▸ **Aim**: Gather up the lines with the word "grams" in them.

========================================================================

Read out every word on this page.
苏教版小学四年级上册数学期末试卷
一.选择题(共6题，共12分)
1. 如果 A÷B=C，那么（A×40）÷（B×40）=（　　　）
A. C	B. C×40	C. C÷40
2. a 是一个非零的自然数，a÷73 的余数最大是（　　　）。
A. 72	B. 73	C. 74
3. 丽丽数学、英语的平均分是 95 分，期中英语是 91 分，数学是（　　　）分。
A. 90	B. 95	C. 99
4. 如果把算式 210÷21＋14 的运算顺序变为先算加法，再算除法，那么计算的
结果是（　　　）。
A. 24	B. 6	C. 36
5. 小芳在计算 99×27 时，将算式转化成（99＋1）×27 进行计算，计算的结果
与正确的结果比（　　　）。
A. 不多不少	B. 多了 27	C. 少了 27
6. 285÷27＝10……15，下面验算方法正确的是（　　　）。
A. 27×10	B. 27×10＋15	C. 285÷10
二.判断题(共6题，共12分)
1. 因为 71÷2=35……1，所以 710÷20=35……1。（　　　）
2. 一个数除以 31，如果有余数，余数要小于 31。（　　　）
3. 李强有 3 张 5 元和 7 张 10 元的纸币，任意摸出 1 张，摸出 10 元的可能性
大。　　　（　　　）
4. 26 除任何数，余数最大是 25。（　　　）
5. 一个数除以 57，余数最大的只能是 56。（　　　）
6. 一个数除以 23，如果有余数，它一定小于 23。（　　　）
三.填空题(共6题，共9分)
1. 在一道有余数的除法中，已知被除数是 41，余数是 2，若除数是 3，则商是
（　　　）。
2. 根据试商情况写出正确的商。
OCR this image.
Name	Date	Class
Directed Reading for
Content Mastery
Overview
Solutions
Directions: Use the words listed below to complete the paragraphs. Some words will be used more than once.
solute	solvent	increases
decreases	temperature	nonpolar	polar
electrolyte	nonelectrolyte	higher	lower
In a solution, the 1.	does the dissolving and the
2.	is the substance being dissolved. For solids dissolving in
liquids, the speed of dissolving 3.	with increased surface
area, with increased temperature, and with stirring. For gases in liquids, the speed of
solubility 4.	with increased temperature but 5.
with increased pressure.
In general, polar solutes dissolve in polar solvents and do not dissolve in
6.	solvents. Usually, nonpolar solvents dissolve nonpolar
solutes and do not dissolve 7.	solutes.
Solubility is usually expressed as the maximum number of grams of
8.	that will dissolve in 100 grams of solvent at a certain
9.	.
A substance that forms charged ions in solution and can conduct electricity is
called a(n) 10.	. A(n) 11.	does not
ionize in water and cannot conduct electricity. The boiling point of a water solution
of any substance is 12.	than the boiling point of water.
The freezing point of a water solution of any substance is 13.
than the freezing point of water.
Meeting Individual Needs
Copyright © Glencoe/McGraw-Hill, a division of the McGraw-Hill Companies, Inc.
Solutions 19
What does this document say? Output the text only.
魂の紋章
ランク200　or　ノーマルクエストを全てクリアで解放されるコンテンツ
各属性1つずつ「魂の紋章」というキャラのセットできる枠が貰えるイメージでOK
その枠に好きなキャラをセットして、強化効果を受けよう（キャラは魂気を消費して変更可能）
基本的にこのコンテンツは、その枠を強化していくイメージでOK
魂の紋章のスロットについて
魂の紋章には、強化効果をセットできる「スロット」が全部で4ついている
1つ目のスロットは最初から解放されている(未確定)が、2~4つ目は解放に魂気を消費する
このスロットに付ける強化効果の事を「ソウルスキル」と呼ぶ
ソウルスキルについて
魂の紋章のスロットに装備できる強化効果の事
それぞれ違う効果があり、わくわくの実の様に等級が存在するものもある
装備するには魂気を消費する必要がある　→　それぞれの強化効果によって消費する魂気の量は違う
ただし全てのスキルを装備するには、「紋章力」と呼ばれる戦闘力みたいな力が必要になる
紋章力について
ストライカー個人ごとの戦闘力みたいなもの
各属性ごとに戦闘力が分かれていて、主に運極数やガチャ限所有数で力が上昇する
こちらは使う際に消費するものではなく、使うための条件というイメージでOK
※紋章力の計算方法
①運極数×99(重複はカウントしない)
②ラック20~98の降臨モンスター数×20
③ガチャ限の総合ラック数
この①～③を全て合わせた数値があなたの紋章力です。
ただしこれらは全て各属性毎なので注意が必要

========================================================================

▸ **Exercise answer**:
Solubility is usually expressed as the maximum number of grams of
8.	that will dissolve in 100 grams of solvent at a certain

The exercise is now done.